§ TASK STATEMENT: Exclude the pictures; give every entry again exactly as written.

(Collected data)
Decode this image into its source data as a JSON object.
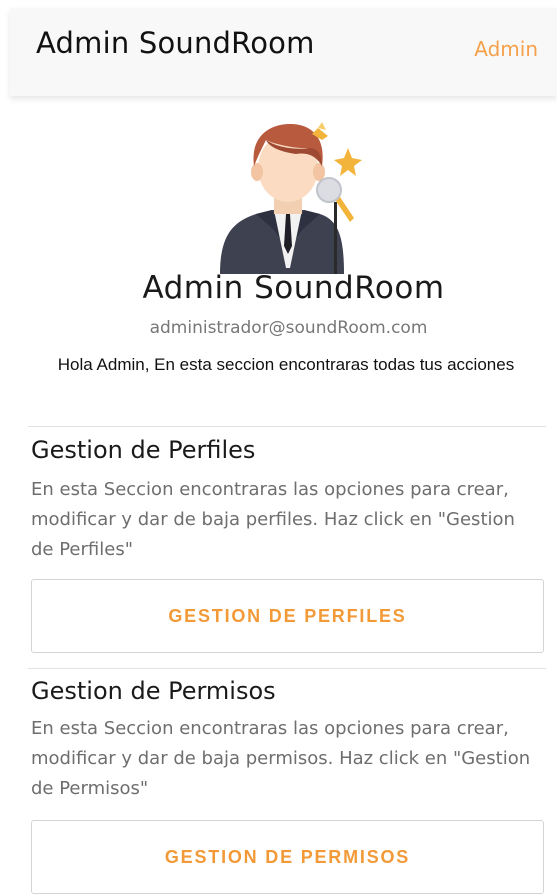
{
  "header": {
    "title": "Admin SoundRoom",
    "user_link": "Admin"
  },
  "profile": {
    "avatar_icon": "singer-avatar-icon",
    "name": "Admin SoundRoom",
    "email": "administrador@soundRoom.com",
    "welcome_message": "Hola Admin, En esta seccion encontraras todas tus acciones"
  },
  "sections": [
    {
      "title": "Gestion de Perfiles",
      "description": "En esta Seccion encontraras las opciones para crear, modificar y dar de baja perfiles. Haz  click en \"Gestion de Perfiles\"",
      "button_label": "GESTION DE PERFILES"
    },
    {
      "title": "Gestion de Permisos",
      "description": "En esta Seccion encontraras las opciones para crear, modificar y dar de baja permisos. Haz click en \"Gestion de Permisos\"",
      "button_label": "GESTION DE PERMISOS"
    }
  ],
  "colors": {
    "accent": "#f29a38",
    "link": "#f5a04a",
    "header_bg": "#f8f8f8"
  }
}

§ RESPONSE:
Decode this image into its source data as a JSON object.
{
  "header": {
    "title": "Admin SoundRoom",
    "user_link": "Admin"
  },
  "profile": {
    "avatar_icon": "singer-avatar-icon",
    "name": "Admin SoundRoom",
    "email": "administrador@soundRoom.com",
    "welcome_message": "Hola Admin, En esta seccion encontraras todas tus acciones"
  },
  "sections": [
    {
      "title": "Gestion de Perfiles",
      "description": "En esta Seccion encontraras las opciones para crear, modificar y dar de baja perfiles. Haz  click en \"Gestion de Perfiles\"",
      "button_label": "GESTION DE PERFILES"
    },
    {
      "title": "Gestion de Permisos",
      "description": "En esta Seccion encontraras las opciones para crear, modificar y dar de baja permisos. Haz click en \"Gestion de Permisos\"",
      "button_label": "GESTION DE PERMISOS"
    }
  ],
  "colors": {
    "accent": "#f29a38",
    "link": "#f5a04a",
    "header_bg": "#f8f8f8"
  }
}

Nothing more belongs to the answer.